Trainer and Accelerate

Indramal · November 20, 2022, 7:39am

What are the differences and if Trainer can do multiple GPU work, why need Accelerate?

Accelerate use only for custom code? (add or remove something)

brando · June 28, 2023, 10:19pm

I assume accelerate was added later and has more features like:

"""
Accelerate is a library that enables the same PyTorch code to be run across any distributed configuration by adding just
four lines of code!

tldr; handles all from cpu-gpu(s)-multi-node-tpu-tpu + deepseed + mixprecision in one simple wrapper without complicated
calls e.g. that ddp has to do for multi gpus.

ref: my notes: https://www.evernote.com/shard/s410/sh/f1158fa5-4122-0d17-d6eb-a920461e12b6/g47Qtu6j1F58zvMnJ3fWY8v6pFFWi3I_krn5155UigRUmBzr-D8td5HaQA
"""

brando · June 28, 2023, 10:20pm

related: Trainers.train() with accelerate

muellerzr · June 28, 2023, 11:46pm

The Trainer now uses accelerate as the backbone for it (our work the last few months) so it’s "do you want raw accelerate? Or the Trainer API). The capabilities are the same overall

brando · July 12, 2023, 10:21pm

just saw this. Pasting this as a ref: Hugging Face Trainer? · Issue #144 · huggingface/accelerate · GitHub

brando · July 12, 2023, 11:27pm

answer:

Since the trainer already has created an accelerator obj inside it’s own code you have to do no code changes except for writing your own accelerate config and calling it as :

accelerate launch --config_file {path/to/config/my_config_file.yaml} {script_name.py} {--arg1} {--arg2} ...

An example config is given at the end.

Long answer

My assumption was that there would be code changes, since every other accelerate tutorial showed that e.g.,

+ from accelerate import Accelerator
  from transformers import AdamW, AutoModelForSequenceClassification, get_scheduler

+ accelerator = Accelerator()

# Supplied data:
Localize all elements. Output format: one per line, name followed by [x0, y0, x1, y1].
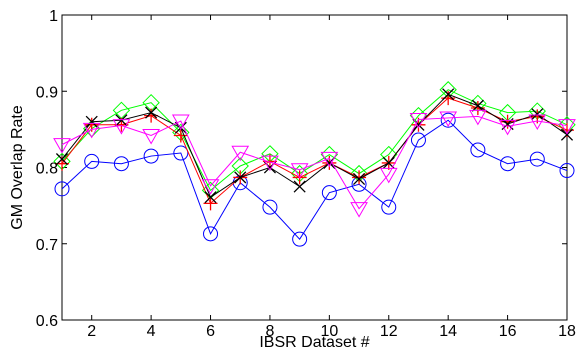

# Jobs:
a) Reproduce word for word the part of the Trainer and Accelerate thread that begins with the words containing "accelerate launch --config_file" and ends with "accelerator = Accelerator()".
b) In the Trainer and Accelerate thread, what does muellerzr say the Trainer now uses as its backbone?

# Written answers:
a)
accelerate launch --config_file {path/to/config/my_config_file.yaml} {script_name.py} {--arg1} {--arg2} ...

An example config is given at the end.

Long answer

My assumption was that there would be code changes, since every other accelerate tutorial showed that e.g.,

+ from accelerate import Accelerator
  from transformers import AdamW, AutoModelForSequenceClassification, get_scheduler

+ accelerator = Accelerator()

b) Accelerate